GIVEN REQUEST: The records below must be written out exactly, with every picture left behind.

LISTED ENTRIES:
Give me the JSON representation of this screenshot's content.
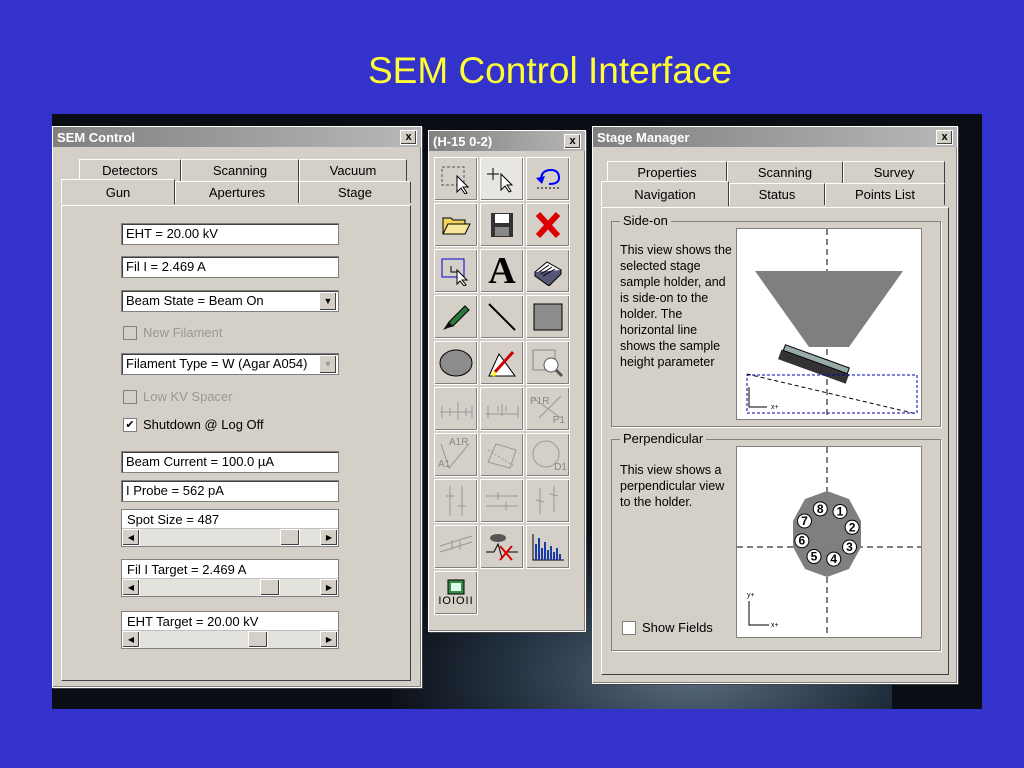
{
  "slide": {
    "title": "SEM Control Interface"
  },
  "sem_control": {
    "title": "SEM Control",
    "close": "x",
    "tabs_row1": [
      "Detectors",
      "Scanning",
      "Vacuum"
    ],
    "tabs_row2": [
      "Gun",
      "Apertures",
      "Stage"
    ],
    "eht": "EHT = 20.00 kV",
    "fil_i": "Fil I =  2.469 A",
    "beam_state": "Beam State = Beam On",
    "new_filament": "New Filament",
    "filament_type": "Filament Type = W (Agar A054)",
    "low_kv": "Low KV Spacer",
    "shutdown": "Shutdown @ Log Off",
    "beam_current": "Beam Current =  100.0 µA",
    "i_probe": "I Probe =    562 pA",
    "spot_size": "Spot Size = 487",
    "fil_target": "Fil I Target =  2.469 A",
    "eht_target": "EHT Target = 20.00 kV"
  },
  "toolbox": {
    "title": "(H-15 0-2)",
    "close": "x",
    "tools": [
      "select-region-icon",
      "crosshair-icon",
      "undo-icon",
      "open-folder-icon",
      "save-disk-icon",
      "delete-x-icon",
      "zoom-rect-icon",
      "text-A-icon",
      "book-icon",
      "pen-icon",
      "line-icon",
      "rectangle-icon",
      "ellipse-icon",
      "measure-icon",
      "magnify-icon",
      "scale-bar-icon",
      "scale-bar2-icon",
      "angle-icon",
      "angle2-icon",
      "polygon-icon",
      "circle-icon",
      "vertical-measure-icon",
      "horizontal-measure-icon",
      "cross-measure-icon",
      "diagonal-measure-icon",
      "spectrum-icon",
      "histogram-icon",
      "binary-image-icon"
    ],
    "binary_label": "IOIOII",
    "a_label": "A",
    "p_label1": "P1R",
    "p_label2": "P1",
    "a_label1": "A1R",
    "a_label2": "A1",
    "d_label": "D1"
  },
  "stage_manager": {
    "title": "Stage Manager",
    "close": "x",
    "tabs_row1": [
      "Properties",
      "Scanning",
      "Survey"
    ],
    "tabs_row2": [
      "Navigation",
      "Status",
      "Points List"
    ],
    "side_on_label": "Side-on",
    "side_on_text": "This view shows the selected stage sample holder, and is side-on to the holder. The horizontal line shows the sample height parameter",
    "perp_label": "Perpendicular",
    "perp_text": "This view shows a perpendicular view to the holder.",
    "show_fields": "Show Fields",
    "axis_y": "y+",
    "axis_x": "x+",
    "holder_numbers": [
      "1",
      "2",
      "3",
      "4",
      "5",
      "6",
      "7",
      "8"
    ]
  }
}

TASK RESULT:
Give me the JSON representation of this screenshot's content.
{
  "slide": {
    "title": "SEM Control Interface"
  },
  "sem_control": {
    "title": "SEM Control",
    "close": "x",
    "tabs_row1": [
      "Detectors",
      "Scanning",
      "Vacuum"
    ],
    "tabs_row2": [
      "Gun",
      "Apertures",
      "Stage"
    ],
    "eht": "EHT = 20.00 kV",
    "fil_i": "Fil I =  2.469 A",
    "beam_state": "Beam State = Beam On",
    "new_filament": "New Filament",
    "filament_type": "Filament Type = W (Agar A054)",
    "low_kv": "Low KV Spacer",
    "shutdown": "Shutdown @ Log Off",
    "beam_current": "Beam Current =  100.0 µA",
    "i_probe": "I Probe =    562 pA",
    "spot_size": "Spot Size = 487",
    "fil_target": "Fil I Target =  2.469 A",
    "eht_target": "EHT Target = 20.00 kV"
  },
  "toolbox": {
    "title": "(H-15 0-2)",
    "close": "x",
    "tools": [
      "select-region-icon",
      "crosshair-icon",
      "undo-icon",
      "open-folder-icon",
      "save-disk-icon",
      "delete-x-icon",
      "zoom-rect-icon",
      "text-A-icon",
      "book-icon",
      "pen-icon",
      "line-icon",
      "rectangle-icon",
      "ellipse-icon",
      "measure-icon",
      "magnify-icon",
      "scale-bar-icon",
      "scale-bar2-icon",
      "angle-icon",
      "angle2-icon",
      "polygon-icon",
      "circle-icon",
      "vertical-measure-icon",
      "horizontal-measure-icon",
      "cross-measure-icon",
      "diagonal-measure-icon",
      "spectrum-icon",
      "histogram-icon",
      "binary-image-icon"
    ],
    "binary_label": "IOIOII",
    "a_label": "A",
    "p_label1": "P1R",
    "p_label2": "P1",
    "a_label1": "A1R",
    "a_label2": "A1",
    "d_label": "D1"
  },
  "stage_manager": {
    "title": "Stage Manager",
    "close": "x",
    "tabs_row1": [
      "Properties",
      "Scanning",
      "Survey"
    ],
    "tabs_row2": [
      "Navigation",
      "Status",
      "Points List"
    ],
    "side_on_label": "Side-on",
    "side_on_text": "This view shows the selected stage sample holder, and is side-on to the holder. The horizontal line shows the sample height parameter",
    "perp_label": "Perpendicular",
    "perp_text": "This view shows a perpendicular view to the holder.",
    "show_fields": "Show Fields",
    "axis_y": "y+",
    "axis_x": "x+",
    "holder_numbers": [
      "1",
      "2",
      "3",
      "4",
      "5",
      "6",
      "7",
      "8"
    ]
  }
}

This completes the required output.